**SUPPLIED MATERIAL:**
● ● ●

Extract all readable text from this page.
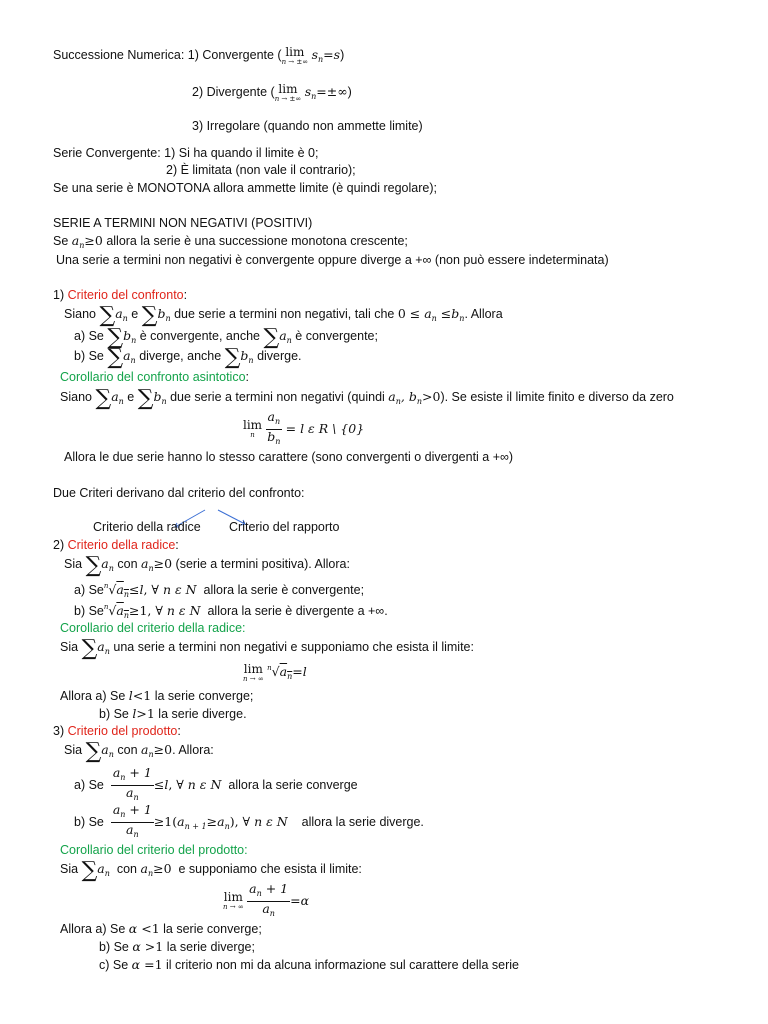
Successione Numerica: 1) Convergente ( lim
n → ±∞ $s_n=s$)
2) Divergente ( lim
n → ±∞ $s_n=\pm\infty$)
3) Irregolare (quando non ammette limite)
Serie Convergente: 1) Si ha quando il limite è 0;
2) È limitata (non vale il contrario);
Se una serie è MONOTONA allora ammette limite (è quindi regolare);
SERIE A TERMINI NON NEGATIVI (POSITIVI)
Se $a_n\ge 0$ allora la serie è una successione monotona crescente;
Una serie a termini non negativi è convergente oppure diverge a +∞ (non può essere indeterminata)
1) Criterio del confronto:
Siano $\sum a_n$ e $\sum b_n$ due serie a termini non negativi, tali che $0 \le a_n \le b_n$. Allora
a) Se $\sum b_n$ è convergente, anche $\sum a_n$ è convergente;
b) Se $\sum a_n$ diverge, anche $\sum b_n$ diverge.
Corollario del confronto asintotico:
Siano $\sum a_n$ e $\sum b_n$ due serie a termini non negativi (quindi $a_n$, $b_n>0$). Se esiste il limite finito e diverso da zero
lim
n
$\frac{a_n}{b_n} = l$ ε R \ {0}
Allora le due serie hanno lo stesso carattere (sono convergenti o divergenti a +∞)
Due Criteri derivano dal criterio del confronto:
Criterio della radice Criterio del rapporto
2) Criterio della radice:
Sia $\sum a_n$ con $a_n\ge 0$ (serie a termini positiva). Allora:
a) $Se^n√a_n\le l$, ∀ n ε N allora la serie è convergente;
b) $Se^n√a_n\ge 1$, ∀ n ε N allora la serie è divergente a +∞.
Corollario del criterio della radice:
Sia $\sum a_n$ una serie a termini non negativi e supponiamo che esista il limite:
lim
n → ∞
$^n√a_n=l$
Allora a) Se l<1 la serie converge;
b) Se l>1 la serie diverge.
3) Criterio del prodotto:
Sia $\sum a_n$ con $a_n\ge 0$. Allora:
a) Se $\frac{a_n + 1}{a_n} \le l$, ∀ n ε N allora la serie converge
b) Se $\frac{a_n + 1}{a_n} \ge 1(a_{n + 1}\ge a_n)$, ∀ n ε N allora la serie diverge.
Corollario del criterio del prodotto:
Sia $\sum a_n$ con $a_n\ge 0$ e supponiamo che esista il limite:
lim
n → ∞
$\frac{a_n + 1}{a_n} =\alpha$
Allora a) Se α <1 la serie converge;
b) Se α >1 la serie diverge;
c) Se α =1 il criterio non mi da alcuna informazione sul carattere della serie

● ● ●

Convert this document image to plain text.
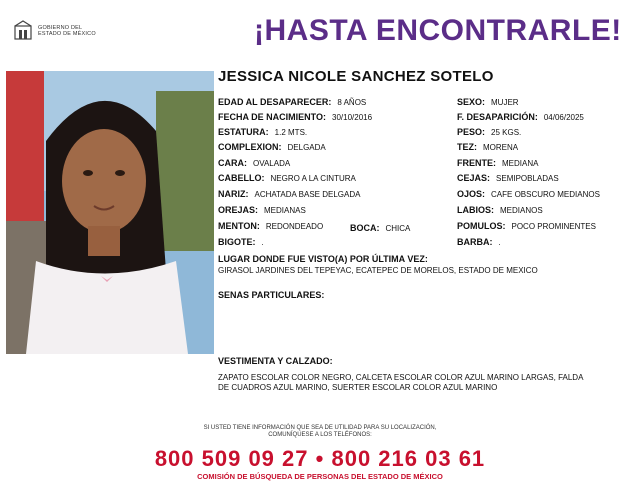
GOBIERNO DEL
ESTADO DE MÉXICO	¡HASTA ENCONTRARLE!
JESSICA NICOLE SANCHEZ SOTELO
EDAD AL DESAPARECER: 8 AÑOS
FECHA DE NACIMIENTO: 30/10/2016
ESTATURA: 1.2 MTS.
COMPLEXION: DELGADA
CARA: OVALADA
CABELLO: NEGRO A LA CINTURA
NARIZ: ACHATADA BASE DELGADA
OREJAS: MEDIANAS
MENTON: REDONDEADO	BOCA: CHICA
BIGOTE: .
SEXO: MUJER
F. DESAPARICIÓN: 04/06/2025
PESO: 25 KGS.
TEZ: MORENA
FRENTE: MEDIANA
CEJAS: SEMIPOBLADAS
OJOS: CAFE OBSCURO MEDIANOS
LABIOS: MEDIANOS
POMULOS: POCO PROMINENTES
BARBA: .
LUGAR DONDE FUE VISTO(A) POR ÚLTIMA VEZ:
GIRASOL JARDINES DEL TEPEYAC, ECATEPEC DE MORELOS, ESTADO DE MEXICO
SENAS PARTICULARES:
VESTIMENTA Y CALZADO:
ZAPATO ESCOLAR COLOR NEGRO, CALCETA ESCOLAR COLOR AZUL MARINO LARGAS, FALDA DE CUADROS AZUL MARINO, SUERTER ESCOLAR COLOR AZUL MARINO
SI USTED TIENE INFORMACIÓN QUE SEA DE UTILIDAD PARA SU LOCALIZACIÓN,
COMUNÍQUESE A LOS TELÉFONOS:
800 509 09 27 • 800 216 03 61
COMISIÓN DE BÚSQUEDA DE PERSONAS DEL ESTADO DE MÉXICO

● ● ●

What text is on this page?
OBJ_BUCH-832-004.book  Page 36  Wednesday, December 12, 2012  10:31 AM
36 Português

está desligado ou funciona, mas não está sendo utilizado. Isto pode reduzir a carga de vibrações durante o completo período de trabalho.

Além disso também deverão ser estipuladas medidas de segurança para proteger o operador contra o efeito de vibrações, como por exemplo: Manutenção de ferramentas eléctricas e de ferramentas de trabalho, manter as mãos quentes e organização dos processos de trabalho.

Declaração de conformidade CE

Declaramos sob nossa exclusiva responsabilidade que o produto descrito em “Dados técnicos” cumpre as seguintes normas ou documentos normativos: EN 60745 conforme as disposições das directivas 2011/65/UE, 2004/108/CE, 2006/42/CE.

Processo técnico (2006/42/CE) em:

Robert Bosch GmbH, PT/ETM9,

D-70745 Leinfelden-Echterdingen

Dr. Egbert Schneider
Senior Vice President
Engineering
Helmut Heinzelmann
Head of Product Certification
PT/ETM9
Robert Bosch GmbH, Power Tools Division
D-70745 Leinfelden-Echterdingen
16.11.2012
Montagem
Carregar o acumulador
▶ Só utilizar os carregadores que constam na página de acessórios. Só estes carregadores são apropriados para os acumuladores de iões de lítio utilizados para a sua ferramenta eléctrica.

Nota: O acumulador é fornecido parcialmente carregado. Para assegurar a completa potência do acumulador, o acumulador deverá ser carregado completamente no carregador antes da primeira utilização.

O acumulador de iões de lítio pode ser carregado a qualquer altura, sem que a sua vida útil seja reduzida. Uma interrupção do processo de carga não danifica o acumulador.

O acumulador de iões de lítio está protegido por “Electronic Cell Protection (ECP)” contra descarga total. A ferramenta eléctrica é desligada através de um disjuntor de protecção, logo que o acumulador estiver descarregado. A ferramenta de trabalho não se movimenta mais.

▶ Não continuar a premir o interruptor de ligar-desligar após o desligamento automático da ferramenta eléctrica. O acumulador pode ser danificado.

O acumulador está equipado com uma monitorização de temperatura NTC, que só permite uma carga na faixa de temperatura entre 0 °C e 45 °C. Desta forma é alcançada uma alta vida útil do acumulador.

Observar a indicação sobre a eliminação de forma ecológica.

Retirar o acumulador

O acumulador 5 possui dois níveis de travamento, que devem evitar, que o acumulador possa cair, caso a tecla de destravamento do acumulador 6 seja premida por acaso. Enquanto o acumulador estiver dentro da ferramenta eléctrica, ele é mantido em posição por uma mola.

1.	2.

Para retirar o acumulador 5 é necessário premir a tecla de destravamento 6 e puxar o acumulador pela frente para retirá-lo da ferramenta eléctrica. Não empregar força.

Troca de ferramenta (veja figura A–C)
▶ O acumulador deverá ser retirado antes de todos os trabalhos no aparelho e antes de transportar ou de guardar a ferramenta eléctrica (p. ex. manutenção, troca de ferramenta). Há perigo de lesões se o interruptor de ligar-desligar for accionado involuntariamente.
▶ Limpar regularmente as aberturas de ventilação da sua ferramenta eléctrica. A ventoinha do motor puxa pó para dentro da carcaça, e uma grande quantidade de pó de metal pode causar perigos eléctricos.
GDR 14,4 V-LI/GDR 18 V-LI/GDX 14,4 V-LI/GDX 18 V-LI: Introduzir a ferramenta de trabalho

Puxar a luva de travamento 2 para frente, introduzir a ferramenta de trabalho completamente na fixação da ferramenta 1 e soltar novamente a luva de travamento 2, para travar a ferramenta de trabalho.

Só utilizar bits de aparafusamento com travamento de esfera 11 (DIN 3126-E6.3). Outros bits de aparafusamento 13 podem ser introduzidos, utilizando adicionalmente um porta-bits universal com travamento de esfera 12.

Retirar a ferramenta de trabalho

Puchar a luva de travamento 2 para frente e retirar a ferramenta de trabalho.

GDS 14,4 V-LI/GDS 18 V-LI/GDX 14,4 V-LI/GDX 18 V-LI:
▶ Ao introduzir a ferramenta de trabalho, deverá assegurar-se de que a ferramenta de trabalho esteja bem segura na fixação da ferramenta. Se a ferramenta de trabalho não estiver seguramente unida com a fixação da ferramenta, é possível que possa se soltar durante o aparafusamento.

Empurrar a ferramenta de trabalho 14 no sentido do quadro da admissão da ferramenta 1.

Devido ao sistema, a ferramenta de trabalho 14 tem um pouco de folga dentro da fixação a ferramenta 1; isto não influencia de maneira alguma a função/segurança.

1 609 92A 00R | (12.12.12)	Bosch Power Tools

● ● ●

**WORK TO DO:** In the entries above, find lines with "seja" and copy each.

**FULL ANSWER:**
O acumulador de iões de lítio pode ser carregado a qualquer altura, sem que a sua vida útil seja reduzida. Uma interrupção do processo de carga não danifica o acumulador.
O acumulador 5 possui dois níveis de travamento, que devem evitar, que o acumulador possa cair, caso a tecla de destravamento do acumulador 6 seja premida por acaso. Enquanto o acumulador estiver dentro da ferramenta eléctrica, ele é mantido em posição por uma mola.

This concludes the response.